**Input records**.
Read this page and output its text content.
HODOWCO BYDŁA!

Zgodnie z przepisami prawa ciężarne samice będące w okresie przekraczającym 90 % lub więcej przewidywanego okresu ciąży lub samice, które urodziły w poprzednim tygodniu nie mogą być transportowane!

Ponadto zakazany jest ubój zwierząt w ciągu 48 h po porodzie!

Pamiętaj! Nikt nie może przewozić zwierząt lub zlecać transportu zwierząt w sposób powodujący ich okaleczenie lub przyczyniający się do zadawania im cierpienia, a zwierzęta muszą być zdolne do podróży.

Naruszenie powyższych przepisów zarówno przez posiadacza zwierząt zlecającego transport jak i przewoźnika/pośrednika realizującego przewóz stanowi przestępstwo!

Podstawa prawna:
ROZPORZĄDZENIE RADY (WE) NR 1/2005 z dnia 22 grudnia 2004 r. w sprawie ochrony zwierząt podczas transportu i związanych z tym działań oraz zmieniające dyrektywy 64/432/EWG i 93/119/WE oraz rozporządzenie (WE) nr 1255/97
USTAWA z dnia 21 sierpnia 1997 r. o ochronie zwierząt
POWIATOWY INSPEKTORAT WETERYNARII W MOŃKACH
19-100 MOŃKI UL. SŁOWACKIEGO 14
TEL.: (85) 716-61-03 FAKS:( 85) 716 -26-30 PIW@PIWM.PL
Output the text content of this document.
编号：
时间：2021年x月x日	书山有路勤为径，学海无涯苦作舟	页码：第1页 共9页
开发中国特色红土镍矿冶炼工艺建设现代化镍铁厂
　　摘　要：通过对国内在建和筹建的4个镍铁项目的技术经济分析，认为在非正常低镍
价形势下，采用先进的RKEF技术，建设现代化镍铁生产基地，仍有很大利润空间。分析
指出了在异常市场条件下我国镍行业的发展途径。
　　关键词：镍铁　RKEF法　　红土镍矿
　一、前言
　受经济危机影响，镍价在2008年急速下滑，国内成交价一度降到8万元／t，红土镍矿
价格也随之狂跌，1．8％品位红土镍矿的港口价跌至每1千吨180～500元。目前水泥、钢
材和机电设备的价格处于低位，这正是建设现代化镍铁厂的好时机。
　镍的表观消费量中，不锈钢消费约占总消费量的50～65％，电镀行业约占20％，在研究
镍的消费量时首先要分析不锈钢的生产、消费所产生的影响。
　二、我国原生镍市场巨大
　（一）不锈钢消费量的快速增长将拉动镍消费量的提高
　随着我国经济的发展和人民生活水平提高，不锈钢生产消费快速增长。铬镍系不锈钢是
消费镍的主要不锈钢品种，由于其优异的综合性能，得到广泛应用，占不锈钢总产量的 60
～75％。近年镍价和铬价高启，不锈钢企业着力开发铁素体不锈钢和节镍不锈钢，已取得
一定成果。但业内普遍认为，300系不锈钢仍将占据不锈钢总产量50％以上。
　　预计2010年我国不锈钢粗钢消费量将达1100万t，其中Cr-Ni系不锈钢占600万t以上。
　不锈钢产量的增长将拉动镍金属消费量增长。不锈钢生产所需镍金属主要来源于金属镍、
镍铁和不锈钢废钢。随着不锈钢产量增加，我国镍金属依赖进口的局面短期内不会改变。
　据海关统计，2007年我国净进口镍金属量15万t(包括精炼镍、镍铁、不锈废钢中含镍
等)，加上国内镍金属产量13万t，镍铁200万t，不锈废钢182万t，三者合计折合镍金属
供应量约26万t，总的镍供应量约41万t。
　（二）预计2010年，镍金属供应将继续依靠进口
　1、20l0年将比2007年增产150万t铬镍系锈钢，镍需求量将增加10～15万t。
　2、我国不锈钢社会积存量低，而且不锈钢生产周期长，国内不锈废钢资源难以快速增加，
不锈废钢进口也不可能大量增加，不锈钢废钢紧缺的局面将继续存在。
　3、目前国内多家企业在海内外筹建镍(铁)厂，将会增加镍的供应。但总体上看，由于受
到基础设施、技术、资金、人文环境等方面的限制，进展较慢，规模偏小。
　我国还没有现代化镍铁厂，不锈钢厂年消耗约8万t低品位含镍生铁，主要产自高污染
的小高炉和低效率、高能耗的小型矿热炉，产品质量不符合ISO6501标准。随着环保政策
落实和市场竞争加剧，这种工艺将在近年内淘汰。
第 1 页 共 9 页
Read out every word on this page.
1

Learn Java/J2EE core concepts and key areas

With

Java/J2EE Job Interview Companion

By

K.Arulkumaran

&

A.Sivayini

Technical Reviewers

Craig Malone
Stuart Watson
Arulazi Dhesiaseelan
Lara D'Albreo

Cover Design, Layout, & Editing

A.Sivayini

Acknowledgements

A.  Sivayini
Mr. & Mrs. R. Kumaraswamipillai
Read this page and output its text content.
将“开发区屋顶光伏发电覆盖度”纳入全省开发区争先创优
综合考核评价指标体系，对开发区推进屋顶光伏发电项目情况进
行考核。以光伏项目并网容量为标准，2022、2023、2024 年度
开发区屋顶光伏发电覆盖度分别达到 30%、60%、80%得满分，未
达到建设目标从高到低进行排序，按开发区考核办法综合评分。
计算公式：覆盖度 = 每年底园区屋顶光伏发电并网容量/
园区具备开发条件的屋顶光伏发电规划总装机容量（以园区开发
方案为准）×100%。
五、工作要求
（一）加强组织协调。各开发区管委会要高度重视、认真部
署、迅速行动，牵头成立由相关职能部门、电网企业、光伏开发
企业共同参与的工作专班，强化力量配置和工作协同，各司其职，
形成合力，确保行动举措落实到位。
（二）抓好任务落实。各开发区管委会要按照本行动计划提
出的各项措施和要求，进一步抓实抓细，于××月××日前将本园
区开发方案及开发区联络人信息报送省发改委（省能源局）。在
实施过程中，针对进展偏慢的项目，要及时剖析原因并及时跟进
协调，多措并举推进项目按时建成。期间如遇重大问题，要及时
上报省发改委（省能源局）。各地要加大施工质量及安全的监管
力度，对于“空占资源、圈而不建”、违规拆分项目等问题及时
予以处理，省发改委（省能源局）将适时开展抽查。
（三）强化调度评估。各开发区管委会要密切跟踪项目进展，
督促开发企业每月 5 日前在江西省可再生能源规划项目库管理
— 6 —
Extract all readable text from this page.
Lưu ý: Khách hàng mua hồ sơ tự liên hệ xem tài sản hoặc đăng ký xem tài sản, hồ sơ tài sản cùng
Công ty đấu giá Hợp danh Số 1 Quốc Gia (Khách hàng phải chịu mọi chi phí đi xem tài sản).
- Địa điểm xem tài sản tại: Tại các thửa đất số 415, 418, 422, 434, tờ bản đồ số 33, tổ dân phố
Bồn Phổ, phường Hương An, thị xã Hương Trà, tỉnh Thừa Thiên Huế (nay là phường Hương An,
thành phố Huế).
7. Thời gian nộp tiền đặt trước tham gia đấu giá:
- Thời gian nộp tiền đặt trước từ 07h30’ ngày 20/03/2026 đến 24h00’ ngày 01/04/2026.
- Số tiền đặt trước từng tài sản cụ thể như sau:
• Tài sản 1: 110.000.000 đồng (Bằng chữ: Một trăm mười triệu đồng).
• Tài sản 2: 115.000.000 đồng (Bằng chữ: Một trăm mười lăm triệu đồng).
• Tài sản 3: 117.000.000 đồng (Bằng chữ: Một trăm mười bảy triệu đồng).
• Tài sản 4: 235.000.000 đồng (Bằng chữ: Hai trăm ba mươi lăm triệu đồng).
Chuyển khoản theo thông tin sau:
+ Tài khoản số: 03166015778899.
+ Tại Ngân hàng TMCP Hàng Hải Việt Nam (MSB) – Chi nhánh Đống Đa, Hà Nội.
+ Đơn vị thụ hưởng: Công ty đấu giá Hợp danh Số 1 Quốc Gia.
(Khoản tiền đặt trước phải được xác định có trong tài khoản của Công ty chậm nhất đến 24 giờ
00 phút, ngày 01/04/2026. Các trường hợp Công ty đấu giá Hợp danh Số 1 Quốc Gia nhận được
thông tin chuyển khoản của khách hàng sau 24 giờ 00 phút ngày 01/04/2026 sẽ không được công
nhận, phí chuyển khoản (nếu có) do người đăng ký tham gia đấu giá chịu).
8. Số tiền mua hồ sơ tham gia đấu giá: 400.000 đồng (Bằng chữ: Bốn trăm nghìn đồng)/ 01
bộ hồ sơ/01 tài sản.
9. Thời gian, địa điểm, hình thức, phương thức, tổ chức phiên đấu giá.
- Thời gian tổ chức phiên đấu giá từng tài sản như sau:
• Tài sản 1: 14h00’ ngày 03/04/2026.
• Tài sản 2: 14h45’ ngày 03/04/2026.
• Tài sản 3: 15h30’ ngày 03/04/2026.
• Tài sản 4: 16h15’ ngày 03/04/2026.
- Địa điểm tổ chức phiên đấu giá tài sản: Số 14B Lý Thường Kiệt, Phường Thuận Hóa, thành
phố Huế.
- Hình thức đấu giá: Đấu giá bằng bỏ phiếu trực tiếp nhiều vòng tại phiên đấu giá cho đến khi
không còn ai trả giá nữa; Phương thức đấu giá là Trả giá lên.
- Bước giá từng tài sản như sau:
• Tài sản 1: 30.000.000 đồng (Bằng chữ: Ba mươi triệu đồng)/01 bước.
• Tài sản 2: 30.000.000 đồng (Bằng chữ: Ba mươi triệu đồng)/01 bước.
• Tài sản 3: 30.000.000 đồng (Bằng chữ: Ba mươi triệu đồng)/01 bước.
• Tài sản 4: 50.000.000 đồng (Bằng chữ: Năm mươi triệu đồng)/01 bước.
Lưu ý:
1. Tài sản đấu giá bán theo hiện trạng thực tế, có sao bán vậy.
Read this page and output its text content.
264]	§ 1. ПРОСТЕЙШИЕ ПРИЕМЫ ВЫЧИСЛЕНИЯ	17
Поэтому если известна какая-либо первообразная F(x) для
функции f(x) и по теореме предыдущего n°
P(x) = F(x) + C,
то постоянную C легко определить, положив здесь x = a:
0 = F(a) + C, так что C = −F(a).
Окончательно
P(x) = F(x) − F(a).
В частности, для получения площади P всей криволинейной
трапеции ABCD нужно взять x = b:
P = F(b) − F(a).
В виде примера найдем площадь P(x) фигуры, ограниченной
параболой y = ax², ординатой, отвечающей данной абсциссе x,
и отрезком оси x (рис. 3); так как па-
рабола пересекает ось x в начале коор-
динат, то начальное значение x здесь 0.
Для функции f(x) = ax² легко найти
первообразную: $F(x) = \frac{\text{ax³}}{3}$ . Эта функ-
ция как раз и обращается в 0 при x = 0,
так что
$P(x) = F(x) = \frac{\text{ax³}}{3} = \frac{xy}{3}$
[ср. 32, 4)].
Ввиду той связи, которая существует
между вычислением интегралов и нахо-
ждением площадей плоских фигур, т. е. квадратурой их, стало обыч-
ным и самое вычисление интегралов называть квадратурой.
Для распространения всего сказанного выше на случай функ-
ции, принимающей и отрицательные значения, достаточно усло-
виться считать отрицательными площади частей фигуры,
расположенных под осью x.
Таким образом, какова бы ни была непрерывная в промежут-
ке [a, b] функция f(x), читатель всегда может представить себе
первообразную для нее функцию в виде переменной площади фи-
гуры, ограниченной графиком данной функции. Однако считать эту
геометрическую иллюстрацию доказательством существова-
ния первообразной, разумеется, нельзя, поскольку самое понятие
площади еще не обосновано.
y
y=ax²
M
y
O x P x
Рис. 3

**Task to carry out**.
Among the lines of the data above, count those holding "không" and state only the number.

**Complete answer**.
2